## [Textauszug]
Die vier teuersten, staatlich finanzierten Influencer-Kampagnen der Bundesregierung
Die Graphik zeigt, welche Ministerium am meisten Geld in Influencer-Marketing investiert haben. Ganz vorne: Das Entwicklungsministerium, dicht gefolgt vom Innenministerium.

Es ist bisher einmalig, dass Bundesbehörden so detailliert verraten, wo und wie sie online werben. Social-Media-Kampagnen sind extrem flüchtig und schwer zu recherchieren.

Während sich etwa Blogeinträge gut mithilfe von Google finden lassen, ist es deutlich schwerer, gezielt Instagram-Posts, Livestreams, Tweets und YouTube-Videos anhand bestimmter Stichworte zu suchen. Die internen Suchmaschinen der Plattformen funktionieren einfach nicht so gut. Wer überprüfen will, was der Staat im Netz genau tut, ist also auf dessen Auskünfte angewiesen.

## [Datenzeilen]

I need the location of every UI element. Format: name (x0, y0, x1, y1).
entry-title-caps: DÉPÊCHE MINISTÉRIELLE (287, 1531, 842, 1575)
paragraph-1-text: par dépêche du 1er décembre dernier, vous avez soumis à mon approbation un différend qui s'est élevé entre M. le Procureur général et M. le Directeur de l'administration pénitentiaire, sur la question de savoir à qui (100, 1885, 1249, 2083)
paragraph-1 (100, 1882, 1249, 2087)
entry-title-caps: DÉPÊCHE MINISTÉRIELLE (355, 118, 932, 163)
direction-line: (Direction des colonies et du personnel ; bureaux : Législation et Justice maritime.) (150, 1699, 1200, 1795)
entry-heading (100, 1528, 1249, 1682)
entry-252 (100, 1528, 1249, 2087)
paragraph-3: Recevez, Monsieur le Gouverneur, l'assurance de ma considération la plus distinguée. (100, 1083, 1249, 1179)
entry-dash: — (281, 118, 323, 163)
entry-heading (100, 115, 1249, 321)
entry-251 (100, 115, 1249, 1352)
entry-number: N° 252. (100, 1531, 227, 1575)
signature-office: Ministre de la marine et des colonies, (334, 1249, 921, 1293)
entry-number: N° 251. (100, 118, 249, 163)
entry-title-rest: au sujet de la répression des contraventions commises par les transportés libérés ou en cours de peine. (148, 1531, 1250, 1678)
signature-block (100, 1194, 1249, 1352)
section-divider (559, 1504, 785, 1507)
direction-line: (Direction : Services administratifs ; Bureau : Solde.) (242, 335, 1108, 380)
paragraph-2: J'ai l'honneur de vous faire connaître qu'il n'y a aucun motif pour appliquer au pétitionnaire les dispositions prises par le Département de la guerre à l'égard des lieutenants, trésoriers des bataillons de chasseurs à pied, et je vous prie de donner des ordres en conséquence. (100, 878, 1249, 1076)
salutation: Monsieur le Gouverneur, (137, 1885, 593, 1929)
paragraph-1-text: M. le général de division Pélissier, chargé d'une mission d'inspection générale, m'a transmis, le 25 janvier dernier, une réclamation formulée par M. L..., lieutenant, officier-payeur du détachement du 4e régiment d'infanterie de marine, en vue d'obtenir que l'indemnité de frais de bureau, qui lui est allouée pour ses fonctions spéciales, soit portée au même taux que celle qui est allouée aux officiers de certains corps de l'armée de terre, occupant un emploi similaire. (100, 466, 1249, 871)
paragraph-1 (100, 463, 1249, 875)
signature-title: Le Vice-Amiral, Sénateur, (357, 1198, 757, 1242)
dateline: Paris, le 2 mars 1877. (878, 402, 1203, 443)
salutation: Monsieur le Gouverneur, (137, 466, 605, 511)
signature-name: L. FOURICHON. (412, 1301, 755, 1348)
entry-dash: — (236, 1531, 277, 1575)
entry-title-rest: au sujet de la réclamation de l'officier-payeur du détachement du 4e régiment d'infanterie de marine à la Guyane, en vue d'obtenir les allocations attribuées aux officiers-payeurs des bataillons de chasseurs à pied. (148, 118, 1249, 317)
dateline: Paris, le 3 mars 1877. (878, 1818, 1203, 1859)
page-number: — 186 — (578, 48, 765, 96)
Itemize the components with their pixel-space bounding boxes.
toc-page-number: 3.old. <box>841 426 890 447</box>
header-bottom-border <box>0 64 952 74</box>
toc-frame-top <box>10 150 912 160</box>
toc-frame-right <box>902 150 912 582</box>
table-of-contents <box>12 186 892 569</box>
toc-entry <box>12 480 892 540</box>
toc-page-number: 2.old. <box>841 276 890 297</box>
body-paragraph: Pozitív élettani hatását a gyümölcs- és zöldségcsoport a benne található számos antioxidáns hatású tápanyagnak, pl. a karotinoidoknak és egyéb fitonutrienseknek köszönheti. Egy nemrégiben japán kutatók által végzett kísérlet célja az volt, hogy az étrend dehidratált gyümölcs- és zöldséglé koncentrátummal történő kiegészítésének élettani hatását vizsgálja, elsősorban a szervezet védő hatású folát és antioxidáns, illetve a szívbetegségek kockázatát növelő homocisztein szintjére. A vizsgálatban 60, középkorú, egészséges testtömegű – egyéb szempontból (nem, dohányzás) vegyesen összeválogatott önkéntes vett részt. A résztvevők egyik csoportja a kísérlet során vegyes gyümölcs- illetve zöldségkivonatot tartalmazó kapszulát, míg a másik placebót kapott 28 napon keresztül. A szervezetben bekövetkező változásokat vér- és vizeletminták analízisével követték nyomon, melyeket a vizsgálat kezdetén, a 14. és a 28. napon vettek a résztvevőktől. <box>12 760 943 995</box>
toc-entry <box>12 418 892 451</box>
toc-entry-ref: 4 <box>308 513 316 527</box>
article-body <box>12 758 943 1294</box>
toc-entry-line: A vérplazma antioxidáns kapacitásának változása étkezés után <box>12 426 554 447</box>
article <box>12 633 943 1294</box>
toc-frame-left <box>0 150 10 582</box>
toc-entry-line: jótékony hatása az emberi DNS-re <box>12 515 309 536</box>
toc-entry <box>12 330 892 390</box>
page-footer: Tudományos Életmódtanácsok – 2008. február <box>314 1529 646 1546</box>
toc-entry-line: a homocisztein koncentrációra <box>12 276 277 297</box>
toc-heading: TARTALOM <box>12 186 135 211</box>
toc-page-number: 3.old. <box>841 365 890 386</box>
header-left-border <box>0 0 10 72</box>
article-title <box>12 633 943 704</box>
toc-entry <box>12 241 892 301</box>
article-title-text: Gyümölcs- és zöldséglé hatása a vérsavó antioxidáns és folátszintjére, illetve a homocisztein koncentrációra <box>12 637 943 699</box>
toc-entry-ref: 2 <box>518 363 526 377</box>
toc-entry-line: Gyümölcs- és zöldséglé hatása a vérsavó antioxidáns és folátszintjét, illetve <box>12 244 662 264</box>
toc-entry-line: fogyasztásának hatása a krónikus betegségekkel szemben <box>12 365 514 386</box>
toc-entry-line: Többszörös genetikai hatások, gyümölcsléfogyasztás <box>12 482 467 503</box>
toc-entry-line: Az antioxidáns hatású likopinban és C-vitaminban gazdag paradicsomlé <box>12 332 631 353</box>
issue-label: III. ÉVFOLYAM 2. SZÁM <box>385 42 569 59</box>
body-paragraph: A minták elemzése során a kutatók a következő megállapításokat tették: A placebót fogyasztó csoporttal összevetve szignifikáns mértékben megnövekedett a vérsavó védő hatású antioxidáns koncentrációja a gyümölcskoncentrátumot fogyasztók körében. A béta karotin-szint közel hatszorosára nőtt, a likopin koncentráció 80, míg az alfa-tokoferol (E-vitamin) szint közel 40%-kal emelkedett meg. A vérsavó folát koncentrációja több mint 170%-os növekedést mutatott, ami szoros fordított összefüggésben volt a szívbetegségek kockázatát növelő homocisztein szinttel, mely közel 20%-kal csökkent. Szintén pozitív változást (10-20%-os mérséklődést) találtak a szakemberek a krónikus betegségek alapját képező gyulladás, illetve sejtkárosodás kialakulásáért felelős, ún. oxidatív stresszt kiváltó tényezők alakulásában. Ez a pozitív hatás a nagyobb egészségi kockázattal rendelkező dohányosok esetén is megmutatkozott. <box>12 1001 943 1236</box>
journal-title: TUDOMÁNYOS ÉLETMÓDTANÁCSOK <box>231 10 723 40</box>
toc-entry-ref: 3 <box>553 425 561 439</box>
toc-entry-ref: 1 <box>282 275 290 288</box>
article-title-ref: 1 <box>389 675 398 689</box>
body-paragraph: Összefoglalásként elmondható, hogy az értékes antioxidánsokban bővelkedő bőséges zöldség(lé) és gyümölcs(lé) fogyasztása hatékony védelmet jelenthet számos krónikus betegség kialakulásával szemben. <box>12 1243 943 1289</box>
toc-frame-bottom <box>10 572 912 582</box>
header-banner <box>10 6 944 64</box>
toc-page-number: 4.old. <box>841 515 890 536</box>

## [Gestellte Aufgabe]
Schreibe den Textauszug über die Influencer-Kampagnen der Bundesregierung weiter und beginne direkt nach seinem letzten Satz.

## [Ergebnis]
Instagram-Bilder aus der Fashion-Kampagne.

Die 84.600-Euro-Kampagne hat diese Spuren auf Instagram hinterlassen | Foto: Instagram | Screenshot

Bei der auffällig teuren Mode-Kampagne warben vor allem Fashion-Influencerinnen für die Aktion "Vero & Selvie" des Bundesministeriums für wirtschaftliche Zusammenarbeit und Entwicklung. Es ging dabei um faire Löhne für Näherinnen und umweltfreundliche Stoffe. Mehr als 15 Influencerinnen waren laut Bundesregierung mit ihren Blogs und Social-Media-Kanälen beteiligt.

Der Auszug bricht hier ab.